(Dataset entries)
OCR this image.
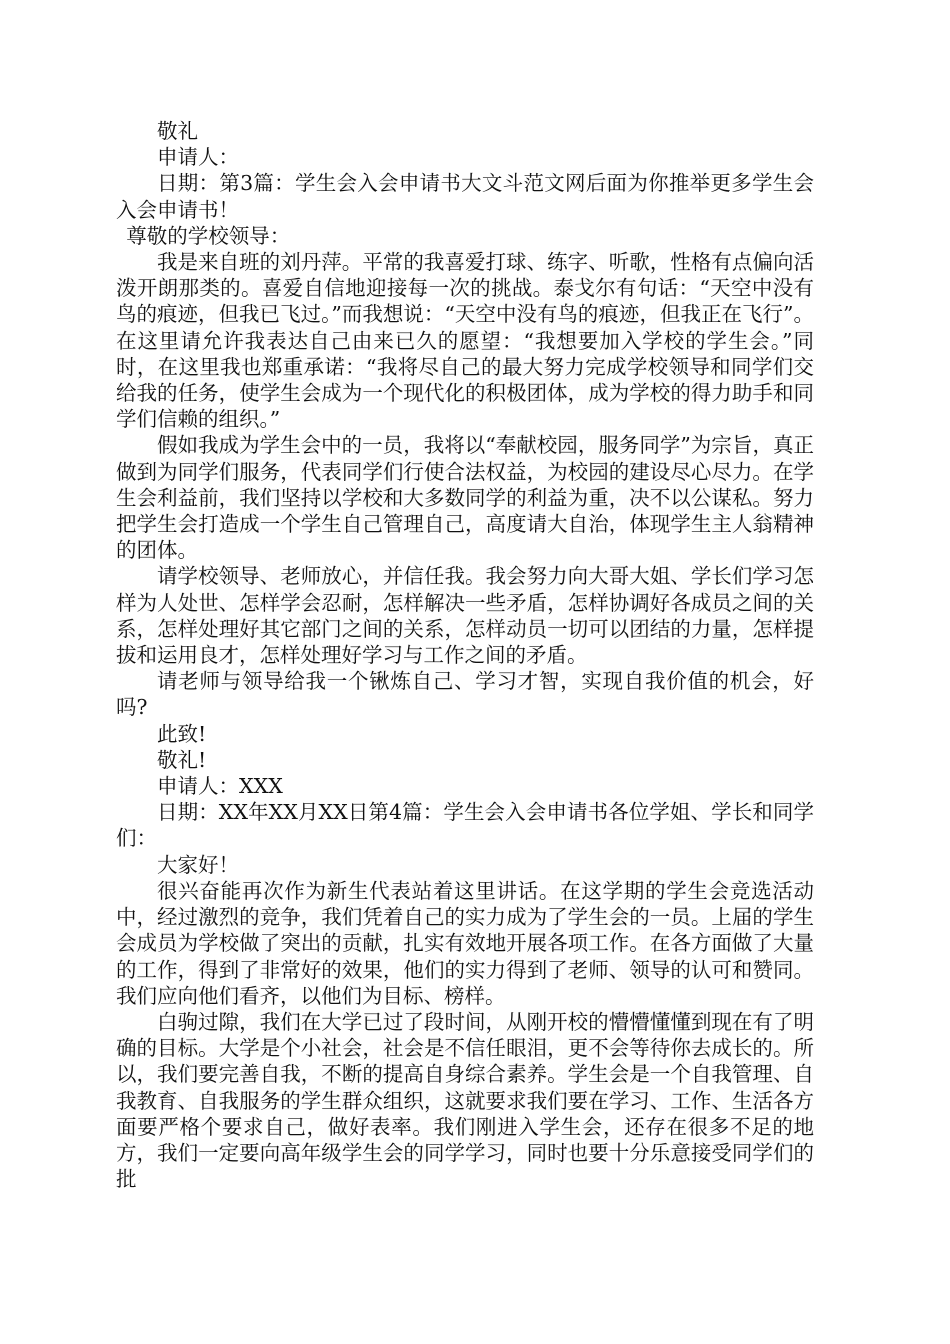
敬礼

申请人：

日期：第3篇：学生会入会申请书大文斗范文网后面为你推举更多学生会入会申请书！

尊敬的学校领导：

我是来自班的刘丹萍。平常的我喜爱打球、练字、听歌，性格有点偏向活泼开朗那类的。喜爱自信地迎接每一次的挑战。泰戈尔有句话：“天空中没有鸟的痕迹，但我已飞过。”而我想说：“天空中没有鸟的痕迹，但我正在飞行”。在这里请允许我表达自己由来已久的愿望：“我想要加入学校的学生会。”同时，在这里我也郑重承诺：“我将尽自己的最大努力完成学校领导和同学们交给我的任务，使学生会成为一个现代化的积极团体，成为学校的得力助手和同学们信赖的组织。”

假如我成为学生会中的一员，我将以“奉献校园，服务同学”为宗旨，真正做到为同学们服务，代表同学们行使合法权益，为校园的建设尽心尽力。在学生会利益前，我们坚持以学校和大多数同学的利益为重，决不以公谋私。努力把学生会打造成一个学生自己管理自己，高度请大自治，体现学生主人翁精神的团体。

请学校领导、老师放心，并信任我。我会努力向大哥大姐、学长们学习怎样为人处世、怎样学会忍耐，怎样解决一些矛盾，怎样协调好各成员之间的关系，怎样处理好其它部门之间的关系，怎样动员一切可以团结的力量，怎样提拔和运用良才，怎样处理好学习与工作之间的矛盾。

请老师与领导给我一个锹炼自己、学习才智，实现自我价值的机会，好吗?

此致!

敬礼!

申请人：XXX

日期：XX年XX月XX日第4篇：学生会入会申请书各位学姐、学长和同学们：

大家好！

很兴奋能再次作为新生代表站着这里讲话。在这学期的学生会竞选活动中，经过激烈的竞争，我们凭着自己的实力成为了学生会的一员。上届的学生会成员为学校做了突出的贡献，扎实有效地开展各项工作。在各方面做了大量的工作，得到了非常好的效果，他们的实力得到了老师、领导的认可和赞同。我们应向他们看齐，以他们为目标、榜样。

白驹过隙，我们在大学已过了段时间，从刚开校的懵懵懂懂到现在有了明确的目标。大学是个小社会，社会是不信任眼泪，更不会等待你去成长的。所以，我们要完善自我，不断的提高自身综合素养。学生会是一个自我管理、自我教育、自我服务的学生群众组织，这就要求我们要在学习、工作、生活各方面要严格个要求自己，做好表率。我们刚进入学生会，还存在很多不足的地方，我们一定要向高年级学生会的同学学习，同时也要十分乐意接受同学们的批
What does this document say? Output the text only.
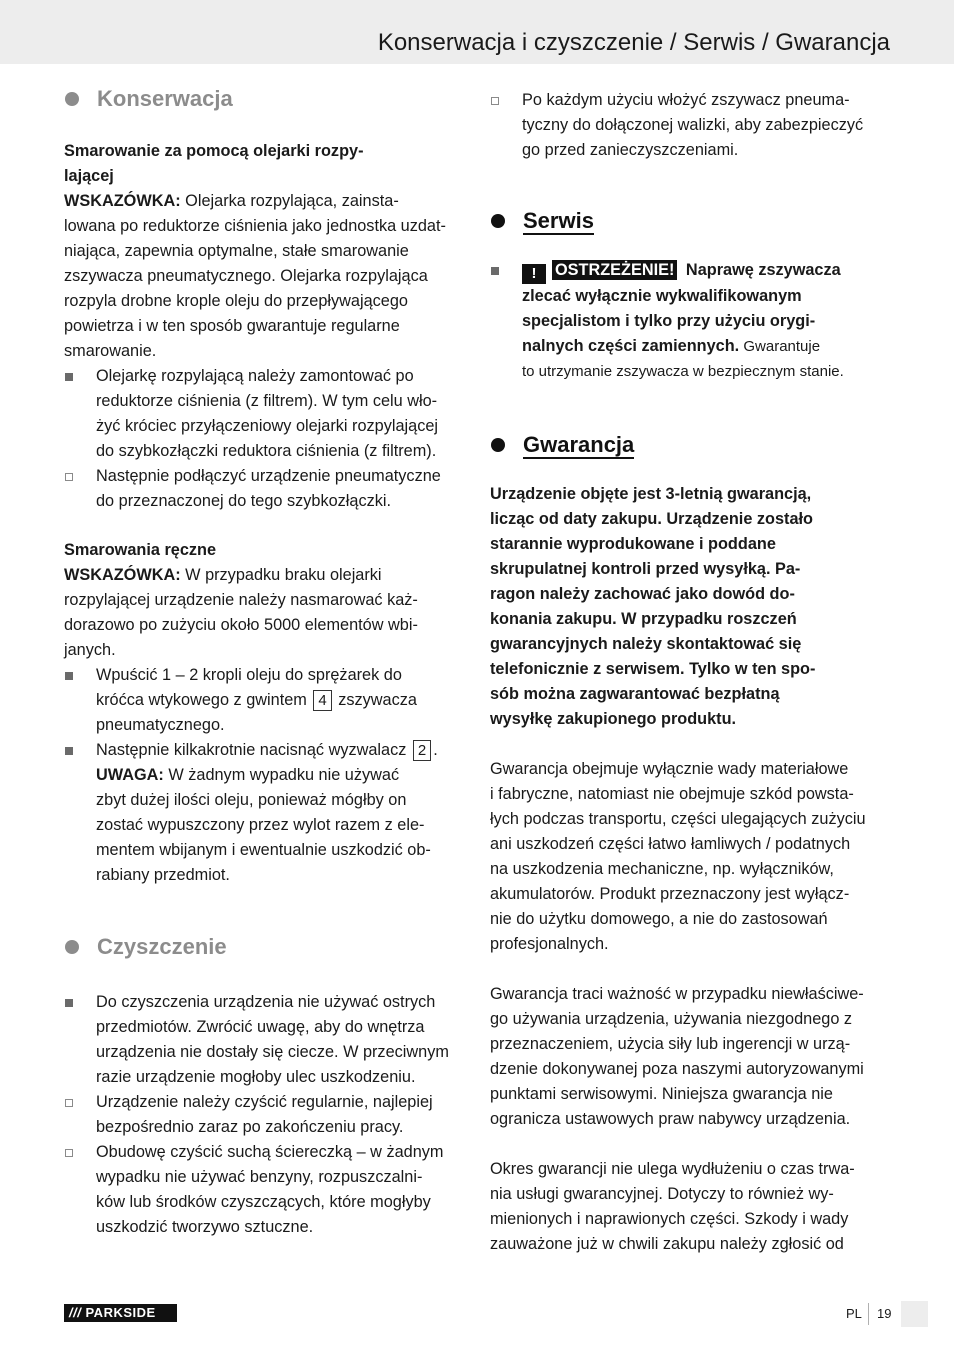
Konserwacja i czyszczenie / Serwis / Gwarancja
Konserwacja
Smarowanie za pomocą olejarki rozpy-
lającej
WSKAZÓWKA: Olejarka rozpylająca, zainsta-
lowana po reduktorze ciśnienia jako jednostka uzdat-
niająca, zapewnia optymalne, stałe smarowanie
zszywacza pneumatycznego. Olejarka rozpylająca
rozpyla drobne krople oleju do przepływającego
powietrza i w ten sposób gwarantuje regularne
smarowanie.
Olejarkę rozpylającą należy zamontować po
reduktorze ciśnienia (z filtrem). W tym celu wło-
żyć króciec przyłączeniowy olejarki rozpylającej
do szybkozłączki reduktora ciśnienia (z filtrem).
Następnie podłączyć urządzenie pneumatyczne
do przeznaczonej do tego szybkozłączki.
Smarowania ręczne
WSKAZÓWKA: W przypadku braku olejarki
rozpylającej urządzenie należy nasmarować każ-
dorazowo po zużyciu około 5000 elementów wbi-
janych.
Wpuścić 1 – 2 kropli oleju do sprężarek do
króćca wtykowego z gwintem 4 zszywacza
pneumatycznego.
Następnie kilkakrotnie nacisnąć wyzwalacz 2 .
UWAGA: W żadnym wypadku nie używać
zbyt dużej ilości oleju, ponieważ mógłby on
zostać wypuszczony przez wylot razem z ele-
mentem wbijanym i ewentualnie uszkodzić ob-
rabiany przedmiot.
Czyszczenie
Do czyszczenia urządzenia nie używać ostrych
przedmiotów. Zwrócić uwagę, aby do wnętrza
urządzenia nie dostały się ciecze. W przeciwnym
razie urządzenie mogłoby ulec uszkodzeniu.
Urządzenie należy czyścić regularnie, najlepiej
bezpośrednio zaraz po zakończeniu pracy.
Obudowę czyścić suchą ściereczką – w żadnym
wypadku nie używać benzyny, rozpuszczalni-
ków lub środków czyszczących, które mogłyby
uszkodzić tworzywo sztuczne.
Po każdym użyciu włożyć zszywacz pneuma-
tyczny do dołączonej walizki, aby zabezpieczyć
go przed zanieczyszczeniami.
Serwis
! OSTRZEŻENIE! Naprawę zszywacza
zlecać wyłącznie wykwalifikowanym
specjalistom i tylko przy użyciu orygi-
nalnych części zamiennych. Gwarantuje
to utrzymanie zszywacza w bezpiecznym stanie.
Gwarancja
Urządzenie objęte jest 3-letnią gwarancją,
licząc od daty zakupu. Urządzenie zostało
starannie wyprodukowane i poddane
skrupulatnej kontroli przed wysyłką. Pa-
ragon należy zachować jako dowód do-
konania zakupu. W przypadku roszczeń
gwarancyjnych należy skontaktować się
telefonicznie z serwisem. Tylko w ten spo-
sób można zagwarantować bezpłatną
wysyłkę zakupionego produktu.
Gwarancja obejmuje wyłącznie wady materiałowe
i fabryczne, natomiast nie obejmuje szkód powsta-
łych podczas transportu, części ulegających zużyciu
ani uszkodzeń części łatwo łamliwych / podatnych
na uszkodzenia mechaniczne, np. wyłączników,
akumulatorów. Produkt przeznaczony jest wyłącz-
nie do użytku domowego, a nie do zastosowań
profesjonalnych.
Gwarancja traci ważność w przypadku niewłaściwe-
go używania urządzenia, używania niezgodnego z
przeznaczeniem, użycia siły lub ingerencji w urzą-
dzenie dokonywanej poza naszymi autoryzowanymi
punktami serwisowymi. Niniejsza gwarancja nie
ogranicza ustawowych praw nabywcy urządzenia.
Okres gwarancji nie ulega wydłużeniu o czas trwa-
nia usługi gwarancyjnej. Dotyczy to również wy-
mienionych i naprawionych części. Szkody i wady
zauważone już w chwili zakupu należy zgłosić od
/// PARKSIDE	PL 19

### EXERCISE GOAL
Gather each line of the records holding the string "pneumatycznego".

### SOLUTION TO THIS EXERCISE
zszywacza pneumatycznego. Olejarka rozpylająca
pneumatycznego.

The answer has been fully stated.